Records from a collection
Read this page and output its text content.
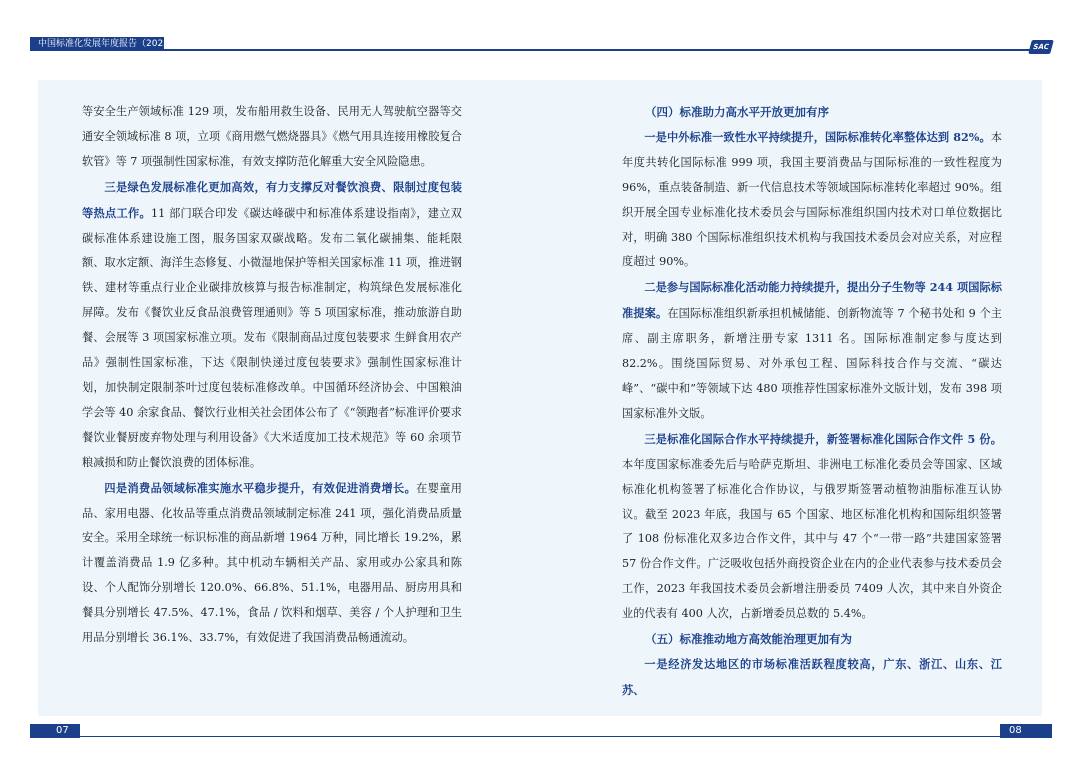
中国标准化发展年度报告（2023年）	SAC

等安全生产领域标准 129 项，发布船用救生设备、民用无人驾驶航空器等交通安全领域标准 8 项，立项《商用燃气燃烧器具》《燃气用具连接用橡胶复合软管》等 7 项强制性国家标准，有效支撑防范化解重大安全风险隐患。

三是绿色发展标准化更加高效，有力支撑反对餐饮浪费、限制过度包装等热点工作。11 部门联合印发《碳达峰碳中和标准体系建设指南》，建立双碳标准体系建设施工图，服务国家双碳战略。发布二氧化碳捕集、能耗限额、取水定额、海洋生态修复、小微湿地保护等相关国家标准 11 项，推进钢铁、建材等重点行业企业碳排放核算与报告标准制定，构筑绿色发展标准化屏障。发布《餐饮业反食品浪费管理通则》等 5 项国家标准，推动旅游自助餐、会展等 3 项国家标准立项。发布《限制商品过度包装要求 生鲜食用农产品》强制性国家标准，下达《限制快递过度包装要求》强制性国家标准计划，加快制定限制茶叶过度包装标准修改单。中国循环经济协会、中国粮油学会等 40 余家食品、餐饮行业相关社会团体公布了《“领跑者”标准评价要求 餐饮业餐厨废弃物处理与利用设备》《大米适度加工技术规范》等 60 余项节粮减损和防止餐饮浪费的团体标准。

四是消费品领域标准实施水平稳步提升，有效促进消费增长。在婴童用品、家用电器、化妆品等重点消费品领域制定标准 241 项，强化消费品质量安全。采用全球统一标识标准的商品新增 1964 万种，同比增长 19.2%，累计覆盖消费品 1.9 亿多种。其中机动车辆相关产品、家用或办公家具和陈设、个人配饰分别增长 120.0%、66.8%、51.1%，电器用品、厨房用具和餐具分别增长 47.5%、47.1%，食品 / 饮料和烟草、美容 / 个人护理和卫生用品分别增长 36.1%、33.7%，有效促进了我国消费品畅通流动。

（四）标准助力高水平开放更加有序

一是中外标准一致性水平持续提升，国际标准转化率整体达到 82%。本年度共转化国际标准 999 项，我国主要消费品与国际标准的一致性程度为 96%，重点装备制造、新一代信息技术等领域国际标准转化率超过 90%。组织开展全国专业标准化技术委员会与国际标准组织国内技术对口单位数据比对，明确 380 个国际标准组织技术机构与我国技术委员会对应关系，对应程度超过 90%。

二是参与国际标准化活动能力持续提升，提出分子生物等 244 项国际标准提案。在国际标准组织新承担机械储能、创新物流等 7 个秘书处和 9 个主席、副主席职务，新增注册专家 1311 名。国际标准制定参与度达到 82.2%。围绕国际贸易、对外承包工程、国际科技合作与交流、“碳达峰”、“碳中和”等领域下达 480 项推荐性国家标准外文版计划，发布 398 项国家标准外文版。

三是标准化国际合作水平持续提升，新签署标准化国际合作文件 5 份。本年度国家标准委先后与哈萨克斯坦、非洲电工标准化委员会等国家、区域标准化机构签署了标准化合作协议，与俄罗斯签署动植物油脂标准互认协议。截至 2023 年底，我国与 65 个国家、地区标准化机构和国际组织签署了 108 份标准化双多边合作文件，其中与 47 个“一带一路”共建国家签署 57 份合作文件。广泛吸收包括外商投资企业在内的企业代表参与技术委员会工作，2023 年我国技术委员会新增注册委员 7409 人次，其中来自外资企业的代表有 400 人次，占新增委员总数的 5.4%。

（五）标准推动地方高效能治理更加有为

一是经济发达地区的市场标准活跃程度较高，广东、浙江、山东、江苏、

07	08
* * *
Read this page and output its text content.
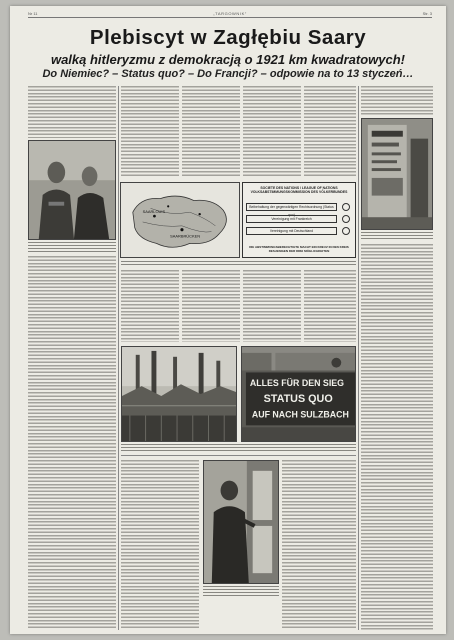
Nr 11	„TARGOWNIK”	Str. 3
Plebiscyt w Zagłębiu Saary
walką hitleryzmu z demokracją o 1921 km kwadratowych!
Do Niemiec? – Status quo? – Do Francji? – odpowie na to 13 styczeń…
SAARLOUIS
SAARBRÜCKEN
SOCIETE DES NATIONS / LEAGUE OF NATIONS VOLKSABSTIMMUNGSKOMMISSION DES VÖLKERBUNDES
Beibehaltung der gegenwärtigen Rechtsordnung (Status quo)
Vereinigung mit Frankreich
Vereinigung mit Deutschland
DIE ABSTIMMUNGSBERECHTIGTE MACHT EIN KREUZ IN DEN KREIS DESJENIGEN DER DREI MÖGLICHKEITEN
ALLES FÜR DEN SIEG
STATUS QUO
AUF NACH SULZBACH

Challenge ▸ Where does the word "Vereinigung" appear in the listing? List each line that holds it.

Exercise solution ▸
Vereinigung mit Frankreich
Vereinigung mit Deutschland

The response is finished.